(Extracted records begins)

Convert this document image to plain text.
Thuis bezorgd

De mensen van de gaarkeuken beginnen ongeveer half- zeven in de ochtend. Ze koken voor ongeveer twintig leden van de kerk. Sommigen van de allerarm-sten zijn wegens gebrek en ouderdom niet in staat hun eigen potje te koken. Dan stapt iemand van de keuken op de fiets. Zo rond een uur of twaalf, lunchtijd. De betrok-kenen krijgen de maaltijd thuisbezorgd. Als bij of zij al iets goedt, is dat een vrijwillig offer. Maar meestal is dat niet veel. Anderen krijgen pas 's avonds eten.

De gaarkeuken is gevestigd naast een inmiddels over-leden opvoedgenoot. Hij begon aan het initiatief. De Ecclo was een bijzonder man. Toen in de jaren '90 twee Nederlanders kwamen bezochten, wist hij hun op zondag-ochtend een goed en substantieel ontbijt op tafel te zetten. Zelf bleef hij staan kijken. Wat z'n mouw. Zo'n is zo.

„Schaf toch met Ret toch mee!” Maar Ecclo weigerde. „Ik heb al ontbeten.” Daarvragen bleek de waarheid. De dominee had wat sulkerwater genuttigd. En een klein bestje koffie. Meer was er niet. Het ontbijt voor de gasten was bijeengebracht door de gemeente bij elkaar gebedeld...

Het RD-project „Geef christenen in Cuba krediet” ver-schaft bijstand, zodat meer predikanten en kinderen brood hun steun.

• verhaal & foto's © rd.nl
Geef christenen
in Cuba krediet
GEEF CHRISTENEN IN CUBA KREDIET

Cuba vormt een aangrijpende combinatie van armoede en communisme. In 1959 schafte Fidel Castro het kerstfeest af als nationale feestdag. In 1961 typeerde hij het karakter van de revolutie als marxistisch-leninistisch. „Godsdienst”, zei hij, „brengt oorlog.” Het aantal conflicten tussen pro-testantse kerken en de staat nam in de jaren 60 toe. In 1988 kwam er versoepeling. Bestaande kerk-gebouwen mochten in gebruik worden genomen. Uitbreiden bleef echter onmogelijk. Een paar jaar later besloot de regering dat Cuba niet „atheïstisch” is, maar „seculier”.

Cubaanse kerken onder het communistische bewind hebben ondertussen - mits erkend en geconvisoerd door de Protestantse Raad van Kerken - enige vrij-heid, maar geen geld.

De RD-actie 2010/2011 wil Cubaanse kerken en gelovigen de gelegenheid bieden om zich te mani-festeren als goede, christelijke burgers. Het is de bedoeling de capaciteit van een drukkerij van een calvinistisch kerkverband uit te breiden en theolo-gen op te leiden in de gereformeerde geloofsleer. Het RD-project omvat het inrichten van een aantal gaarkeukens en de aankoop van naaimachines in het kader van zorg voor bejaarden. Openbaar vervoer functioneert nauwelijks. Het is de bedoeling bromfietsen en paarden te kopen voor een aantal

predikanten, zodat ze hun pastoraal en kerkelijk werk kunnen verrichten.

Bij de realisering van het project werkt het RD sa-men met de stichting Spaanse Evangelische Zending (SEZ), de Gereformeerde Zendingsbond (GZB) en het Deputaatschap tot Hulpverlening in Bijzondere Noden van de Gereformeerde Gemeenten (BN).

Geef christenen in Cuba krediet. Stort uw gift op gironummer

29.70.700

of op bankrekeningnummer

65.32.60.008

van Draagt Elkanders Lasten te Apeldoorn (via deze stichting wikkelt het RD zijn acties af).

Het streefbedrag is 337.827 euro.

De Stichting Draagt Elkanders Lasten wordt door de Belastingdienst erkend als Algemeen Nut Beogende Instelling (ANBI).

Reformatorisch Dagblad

(Extracted records ends)

## Exercise aim
Respond with one number, the count of lines in the data that hold the string "Lasten".

## Response
2